Extracted records
"""

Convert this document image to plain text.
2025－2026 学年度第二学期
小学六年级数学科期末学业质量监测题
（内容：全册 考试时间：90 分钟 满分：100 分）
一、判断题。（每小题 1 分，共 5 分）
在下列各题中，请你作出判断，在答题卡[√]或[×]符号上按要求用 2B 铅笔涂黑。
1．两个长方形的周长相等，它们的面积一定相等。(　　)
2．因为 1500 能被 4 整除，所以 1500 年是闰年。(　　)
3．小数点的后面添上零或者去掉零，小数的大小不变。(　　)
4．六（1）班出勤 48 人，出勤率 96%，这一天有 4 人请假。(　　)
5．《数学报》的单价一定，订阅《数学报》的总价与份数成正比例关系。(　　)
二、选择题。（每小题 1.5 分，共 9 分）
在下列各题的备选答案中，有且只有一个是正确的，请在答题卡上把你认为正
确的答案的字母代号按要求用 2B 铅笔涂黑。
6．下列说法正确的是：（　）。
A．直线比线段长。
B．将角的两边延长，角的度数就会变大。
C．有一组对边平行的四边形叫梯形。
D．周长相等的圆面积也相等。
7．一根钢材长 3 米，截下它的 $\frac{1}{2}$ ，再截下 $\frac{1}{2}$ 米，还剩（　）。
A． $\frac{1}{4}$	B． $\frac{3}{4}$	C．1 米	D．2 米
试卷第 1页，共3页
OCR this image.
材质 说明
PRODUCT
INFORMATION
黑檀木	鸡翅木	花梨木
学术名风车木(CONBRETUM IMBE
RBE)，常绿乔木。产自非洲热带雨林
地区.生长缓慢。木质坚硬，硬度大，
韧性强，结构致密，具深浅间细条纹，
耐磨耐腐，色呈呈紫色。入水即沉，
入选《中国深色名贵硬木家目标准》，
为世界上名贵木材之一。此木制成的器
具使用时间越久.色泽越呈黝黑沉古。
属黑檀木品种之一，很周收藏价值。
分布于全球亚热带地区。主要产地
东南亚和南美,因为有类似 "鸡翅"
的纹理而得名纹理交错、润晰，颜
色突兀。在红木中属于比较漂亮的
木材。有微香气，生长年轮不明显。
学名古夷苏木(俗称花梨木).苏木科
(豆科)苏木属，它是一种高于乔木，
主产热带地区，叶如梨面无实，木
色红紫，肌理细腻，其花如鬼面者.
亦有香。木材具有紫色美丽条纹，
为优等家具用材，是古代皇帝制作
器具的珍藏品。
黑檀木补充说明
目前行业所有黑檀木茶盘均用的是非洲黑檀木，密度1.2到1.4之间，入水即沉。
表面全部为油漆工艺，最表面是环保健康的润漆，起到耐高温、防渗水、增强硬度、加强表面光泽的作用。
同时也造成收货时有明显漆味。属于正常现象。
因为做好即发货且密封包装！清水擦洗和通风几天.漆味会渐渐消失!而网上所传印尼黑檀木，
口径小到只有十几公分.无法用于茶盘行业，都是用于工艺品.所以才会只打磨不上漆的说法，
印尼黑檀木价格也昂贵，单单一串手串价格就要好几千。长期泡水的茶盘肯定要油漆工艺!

"""

Exercise objective
Gather each line that holds "image".

Expected output
Convert this document image to plain text.
OCR this image.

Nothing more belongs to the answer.